_Written instruction_:
Lay out every line of the material below as a Markdown table with the columns Row and Text, giving each line a row number. Skip blank lines and leave the pictures out.

***** Given records

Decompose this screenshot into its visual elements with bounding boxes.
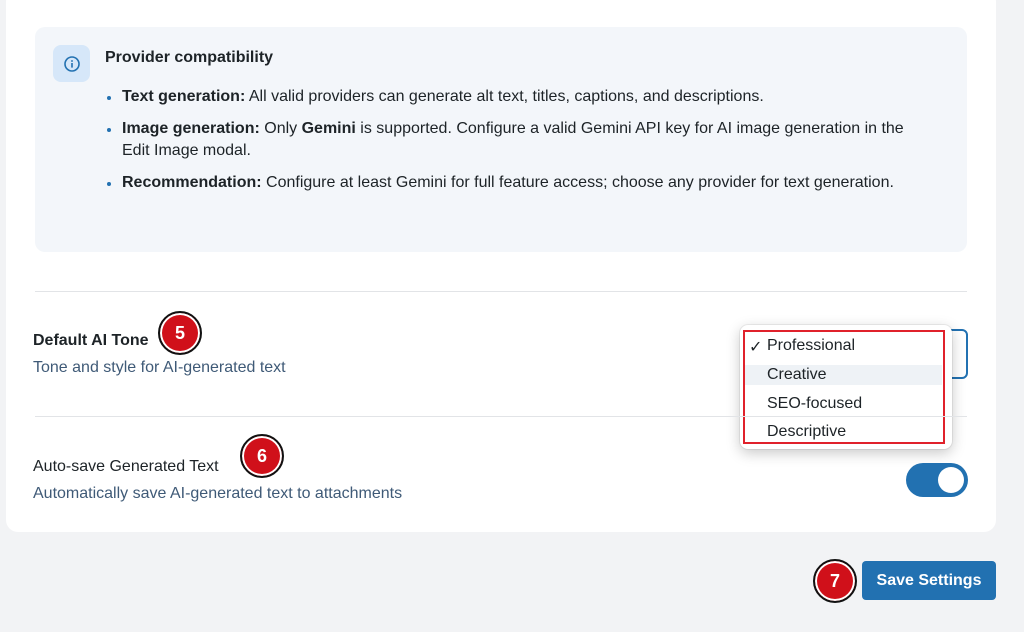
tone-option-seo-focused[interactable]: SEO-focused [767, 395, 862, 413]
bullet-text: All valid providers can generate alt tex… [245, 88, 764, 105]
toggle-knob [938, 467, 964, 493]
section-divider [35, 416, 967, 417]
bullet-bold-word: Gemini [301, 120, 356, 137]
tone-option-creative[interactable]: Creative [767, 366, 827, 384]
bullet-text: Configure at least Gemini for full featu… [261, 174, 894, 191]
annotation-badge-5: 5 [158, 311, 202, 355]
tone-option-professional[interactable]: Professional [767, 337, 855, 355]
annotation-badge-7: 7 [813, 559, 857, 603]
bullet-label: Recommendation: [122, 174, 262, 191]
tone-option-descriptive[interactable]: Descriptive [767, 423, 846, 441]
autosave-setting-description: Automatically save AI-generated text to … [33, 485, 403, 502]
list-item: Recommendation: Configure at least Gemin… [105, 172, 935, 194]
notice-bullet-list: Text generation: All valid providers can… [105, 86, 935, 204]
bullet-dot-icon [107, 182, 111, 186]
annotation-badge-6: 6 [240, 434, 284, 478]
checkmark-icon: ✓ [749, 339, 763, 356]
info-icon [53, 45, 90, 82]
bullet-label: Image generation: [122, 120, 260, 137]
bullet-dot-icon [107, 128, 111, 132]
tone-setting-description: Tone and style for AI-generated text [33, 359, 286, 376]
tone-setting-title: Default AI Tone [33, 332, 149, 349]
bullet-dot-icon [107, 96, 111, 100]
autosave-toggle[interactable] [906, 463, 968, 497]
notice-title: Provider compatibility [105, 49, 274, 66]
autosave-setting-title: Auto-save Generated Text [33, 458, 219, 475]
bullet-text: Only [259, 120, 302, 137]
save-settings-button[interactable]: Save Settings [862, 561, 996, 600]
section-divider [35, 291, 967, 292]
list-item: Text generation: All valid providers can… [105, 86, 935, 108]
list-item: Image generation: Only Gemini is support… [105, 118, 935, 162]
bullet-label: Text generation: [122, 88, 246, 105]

**********

_Answer to this problem_:
| Row | Text |
|---|---|
| 1 | Decompose this screenshot into its visual elements with bounding boxes. |
| 2 | tone-option-seo-focused[interactable]: SEO-focused [767, 395, 862, 413] |
| 3 | bullet-text: All valid providers can generate alt tex… [245, 88, 764, 105] |
| 4 | toggle-knob [938, 467, 964, 493] |
| 5 | section-divider [35, 416, 967, 417] |
| 6 | bullet-bold-word: Gemini [301, 120, 356, 137] |
| 7 | tone-option-creative[interactable]: Creative [767, 366, 827, 384] |
| 8 | bullet-text: Configure at least Gemini for full featu… [261, 174, 894, 191] |
| 9 | annotation-badge-5: 5 [158, 311, 202, 355] |
| 10 | tone-option-professional[interactable]: Professional [767, 337, 855, 355] |
| 11 | annotation-badge-7: 7 [813, 559, 857, 603] |
| 12 | bullet-label: Recommendation: [122, 174, 262, 191] |
| 13 | tone-option-descriptive[interactable]: Descriptive [767, 423, 846, 441] |
| 14 | autosave-setting-description: Automatically save AI-generated text to … [33, 485, 403, 502] |
| 15 | list-item: Recommendation: Configure at least Gemin… [105, 172, 935, 194] |
| 16 | notice-bullet-list: Text generation: All valid providers can… [105, 86, 935, 204] |
| 17 | bullet-dot-icon [107, 182, 111, 186] |
| 18 | annotation-badge-6: 6 [240, 434, 284, 478] |
| 19 | checkmark-icon: ✓ [749, 339, 763, 356] |
| 20 | info-icon [53, 45, 90, 82] |
| 21 | bullet-label: Image generation: [122, 120, 260, 137] |
| 22 | bullet-dot-icon [107, 128, 111, 132] |
| 23 | tone-setting-description: Tone and style for AI-generated text [33, 359, 286, 376] |
| 24 | tone-setting-title: Default AI Tone [33, 332, 149, 349] |
| 25 | bullet-dot-icon [107, 96, 111, 100] |
| 26 | autosave-toggle[interactable] [906, 463, 968, 497] |
| 27 | notice-title: Provider compatibility [105, 49, 274, 66] |
| 28 | autosave-setting-title: Auto-save Generated Text [33, 458, 219, 475] |
| 29 | bullet-text: Only [259, 120, 302, 137] |
| 30 | save-settings-button[interactable]: Save Settings [862, 561, 996, 600] |
| 31 | section-divider [35, 291, 967, 292] |
| 32 | list-item: Text generation: All valid providers can… [105, 86, 935, 108] |
| 33 | list-item: Image generation: Only Gemini is support… [105, 118, 935, 162] |
| 34 | bullet-label: Text generation: [122, 88, 246, 105] |